## WHAT YOU SHOULD DO
Reproduce the lines from the first one through the line containing "candle-body[interactable] [1731,687,1743,704]", substituting "bar-body" for every "candle-body" and changing nothing else.

◆ ◆ ◆ ◆

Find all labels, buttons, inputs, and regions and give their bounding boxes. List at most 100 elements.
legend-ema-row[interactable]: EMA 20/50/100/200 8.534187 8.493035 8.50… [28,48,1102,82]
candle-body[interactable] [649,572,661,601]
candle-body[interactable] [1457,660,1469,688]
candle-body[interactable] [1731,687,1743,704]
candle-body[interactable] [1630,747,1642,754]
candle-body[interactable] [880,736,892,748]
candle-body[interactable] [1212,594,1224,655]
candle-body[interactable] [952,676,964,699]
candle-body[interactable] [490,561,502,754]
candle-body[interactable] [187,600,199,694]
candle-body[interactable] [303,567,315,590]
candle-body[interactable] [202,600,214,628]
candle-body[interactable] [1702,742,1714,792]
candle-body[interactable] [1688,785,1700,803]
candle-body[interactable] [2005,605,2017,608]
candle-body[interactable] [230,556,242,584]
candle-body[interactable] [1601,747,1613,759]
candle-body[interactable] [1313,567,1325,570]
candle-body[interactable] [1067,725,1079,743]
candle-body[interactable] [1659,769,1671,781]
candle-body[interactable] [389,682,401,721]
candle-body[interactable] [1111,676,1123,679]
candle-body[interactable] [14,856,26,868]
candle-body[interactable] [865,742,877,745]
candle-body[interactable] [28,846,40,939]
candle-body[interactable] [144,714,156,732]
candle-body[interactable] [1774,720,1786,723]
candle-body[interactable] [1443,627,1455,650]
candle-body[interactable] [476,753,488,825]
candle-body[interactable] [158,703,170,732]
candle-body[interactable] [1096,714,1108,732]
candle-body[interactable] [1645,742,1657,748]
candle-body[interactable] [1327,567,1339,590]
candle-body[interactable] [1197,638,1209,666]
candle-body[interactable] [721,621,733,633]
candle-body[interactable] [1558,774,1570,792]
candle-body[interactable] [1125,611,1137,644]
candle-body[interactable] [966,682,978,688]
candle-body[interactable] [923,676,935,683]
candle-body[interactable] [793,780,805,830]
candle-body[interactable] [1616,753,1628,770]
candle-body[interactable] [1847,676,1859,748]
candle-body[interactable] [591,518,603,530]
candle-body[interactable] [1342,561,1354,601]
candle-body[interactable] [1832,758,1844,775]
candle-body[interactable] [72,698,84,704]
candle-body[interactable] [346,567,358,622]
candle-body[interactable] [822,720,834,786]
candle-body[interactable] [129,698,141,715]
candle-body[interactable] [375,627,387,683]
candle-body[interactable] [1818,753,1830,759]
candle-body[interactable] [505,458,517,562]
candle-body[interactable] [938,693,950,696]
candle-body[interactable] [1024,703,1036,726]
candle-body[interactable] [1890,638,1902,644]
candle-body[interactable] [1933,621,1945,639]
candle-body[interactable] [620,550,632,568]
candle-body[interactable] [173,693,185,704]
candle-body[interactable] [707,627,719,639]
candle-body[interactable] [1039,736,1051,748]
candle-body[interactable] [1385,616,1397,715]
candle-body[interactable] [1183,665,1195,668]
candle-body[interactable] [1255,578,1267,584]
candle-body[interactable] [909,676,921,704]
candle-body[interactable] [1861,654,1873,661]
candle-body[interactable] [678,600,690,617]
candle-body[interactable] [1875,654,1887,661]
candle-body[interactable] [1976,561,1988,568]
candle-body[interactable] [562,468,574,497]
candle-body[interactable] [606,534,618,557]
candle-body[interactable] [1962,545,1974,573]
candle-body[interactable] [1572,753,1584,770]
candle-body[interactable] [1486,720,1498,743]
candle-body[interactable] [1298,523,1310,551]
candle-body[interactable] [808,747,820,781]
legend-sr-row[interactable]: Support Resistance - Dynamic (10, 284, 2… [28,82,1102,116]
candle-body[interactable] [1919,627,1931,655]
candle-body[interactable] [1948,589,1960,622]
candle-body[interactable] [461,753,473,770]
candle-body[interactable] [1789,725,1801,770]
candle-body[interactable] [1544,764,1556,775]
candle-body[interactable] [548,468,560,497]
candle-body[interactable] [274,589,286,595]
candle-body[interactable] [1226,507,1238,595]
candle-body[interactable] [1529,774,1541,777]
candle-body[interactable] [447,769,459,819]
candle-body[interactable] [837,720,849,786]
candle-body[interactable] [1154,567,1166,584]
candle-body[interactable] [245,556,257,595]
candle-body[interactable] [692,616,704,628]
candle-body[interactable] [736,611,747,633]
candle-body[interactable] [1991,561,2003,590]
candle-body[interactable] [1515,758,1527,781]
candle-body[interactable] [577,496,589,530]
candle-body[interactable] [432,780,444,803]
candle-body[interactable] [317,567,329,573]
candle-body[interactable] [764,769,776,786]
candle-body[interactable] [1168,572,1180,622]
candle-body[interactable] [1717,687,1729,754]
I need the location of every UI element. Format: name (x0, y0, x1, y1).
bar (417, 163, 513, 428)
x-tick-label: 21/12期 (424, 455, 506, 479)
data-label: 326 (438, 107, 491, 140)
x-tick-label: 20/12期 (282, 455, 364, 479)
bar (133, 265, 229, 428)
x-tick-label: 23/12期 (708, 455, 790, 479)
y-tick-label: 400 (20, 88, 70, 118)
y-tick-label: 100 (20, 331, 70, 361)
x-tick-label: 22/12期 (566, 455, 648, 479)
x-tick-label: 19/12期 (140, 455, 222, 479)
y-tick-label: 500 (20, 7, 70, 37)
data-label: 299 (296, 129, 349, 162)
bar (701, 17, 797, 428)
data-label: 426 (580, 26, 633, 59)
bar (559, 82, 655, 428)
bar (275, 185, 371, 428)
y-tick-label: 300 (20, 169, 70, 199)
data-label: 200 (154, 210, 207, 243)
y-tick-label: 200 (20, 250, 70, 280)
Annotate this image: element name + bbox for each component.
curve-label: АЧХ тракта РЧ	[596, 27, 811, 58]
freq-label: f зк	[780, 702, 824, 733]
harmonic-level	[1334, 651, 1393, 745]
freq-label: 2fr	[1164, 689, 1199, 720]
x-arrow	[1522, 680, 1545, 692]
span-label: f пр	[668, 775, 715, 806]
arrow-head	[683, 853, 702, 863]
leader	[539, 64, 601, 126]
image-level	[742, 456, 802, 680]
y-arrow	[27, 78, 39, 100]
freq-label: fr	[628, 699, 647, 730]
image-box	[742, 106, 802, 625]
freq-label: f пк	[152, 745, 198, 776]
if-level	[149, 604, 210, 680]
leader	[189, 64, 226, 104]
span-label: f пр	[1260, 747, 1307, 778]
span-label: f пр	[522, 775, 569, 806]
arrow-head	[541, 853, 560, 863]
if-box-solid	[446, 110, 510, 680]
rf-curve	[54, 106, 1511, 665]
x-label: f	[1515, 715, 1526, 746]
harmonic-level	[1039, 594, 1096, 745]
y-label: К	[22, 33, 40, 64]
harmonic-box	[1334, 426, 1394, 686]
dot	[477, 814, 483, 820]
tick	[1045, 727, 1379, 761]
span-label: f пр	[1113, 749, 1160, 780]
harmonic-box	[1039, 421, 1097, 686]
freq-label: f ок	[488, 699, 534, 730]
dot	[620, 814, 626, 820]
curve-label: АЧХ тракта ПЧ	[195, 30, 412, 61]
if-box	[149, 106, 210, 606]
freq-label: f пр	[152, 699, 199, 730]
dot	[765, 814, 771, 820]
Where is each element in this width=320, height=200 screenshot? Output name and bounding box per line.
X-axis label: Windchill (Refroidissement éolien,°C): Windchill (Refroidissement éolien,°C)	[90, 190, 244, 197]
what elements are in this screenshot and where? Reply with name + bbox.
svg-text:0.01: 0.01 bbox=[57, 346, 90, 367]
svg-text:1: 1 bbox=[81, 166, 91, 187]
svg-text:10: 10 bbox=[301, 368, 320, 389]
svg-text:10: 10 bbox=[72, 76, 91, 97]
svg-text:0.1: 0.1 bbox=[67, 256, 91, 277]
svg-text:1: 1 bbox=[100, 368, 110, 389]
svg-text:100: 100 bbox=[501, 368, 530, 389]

◆ ◆ ◆ ◆

## FINISHED TASK
Find all labels, buttons, inputs, and regions and give their bounding boxes. List at most 100 elements.
legend-ema-row[interactable]: EMA 20/50/100/200 8.534187 8.493035 8.50… [28,48,1102,82]
bar-body[interactable] [649,572,661,601]
bar-body[interactable] [1457,660,1469,688]
bar-body[interactable] [1731,687,1743,704]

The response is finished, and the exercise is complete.